> **Problem to work on**
Scan the data below for the string "apple". Copy every line where it appears.
------ Given data ------
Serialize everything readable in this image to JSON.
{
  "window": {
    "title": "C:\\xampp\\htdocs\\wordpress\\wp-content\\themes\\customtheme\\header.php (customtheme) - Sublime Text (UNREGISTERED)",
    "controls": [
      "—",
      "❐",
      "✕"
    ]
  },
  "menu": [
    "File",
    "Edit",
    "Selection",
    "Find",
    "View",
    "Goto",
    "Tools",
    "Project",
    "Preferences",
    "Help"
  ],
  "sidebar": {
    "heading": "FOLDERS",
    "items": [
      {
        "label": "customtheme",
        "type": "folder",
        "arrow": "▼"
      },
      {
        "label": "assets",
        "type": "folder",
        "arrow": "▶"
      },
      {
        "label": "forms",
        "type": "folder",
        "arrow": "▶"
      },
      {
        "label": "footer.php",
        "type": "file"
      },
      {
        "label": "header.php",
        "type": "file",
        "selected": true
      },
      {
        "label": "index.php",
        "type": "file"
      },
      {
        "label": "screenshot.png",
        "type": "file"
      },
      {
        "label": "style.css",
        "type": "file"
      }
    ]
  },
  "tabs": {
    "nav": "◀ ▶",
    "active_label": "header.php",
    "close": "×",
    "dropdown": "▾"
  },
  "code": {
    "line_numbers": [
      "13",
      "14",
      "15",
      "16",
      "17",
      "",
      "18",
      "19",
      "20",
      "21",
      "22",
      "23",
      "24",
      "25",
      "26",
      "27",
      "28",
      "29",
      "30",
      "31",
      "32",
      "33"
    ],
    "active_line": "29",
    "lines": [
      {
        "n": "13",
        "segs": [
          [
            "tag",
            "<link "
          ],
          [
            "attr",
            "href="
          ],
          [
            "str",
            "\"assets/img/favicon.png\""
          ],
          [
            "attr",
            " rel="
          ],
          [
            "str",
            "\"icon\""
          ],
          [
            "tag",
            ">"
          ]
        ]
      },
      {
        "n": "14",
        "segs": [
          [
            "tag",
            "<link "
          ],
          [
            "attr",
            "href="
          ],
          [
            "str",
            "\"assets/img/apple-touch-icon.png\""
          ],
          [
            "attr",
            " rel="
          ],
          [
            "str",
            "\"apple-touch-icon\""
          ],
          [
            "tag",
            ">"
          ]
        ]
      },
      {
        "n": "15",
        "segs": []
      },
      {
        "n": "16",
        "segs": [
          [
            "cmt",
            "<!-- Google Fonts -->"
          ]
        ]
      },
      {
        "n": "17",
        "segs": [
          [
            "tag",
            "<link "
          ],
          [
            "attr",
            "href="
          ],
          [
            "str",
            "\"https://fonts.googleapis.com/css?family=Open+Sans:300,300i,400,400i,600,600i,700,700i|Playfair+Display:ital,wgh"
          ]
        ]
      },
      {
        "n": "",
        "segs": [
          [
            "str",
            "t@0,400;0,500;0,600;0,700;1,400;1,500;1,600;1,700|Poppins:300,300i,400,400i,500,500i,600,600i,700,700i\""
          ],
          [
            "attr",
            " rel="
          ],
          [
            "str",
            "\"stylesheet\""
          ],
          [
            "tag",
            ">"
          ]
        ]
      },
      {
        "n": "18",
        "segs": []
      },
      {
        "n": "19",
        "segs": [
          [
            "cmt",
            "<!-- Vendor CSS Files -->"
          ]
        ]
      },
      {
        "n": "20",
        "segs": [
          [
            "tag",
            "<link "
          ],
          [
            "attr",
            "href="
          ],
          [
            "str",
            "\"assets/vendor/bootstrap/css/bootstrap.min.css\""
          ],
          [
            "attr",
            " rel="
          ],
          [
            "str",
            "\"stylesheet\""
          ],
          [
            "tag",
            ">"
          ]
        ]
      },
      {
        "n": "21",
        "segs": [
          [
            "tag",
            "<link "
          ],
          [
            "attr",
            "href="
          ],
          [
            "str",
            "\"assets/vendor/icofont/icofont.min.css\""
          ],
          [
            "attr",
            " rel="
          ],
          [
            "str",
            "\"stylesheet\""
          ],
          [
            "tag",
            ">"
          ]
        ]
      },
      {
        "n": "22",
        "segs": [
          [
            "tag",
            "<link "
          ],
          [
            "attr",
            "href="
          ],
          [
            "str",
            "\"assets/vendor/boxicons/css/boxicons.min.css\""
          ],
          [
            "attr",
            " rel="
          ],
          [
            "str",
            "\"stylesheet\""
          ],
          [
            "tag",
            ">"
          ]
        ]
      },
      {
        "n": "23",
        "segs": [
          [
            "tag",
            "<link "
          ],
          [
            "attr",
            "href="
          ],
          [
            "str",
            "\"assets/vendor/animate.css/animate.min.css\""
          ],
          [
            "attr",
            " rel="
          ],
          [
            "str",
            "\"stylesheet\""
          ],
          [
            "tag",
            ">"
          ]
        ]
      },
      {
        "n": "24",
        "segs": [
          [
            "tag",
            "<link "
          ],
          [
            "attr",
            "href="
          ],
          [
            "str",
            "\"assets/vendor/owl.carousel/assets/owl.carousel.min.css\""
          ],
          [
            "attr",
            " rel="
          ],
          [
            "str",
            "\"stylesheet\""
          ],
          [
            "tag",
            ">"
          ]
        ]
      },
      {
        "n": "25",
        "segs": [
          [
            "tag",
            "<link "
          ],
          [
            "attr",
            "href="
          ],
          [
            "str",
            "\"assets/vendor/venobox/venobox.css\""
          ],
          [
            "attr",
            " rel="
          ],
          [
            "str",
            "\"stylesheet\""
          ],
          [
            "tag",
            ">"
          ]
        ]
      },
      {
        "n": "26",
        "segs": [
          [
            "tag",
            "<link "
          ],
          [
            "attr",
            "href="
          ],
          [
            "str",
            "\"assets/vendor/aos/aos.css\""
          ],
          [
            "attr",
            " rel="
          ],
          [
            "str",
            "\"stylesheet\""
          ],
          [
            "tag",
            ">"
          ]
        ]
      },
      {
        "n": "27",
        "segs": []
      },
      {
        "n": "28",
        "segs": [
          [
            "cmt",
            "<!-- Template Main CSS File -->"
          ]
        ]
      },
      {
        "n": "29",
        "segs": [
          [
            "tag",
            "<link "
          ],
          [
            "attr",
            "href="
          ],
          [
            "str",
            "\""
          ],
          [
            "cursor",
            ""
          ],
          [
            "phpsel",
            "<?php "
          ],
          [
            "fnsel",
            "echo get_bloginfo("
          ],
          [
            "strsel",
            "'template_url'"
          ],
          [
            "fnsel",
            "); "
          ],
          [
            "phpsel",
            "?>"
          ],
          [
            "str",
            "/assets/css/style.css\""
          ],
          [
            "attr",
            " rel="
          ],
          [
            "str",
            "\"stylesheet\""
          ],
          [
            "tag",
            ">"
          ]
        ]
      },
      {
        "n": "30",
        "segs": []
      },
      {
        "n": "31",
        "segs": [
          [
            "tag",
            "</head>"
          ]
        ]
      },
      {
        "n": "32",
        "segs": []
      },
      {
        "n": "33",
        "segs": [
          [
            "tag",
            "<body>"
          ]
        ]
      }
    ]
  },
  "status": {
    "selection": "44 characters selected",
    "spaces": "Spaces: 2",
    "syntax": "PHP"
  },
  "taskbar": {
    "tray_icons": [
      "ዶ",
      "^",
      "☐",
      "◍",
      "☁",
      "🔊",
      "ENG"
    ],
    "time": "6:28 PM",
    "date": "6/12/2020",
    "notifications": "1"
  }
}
------
> **Exercise result**
            "\"assets/img/apple-touch-icon.png\""
            "\"apple-touch-icon\""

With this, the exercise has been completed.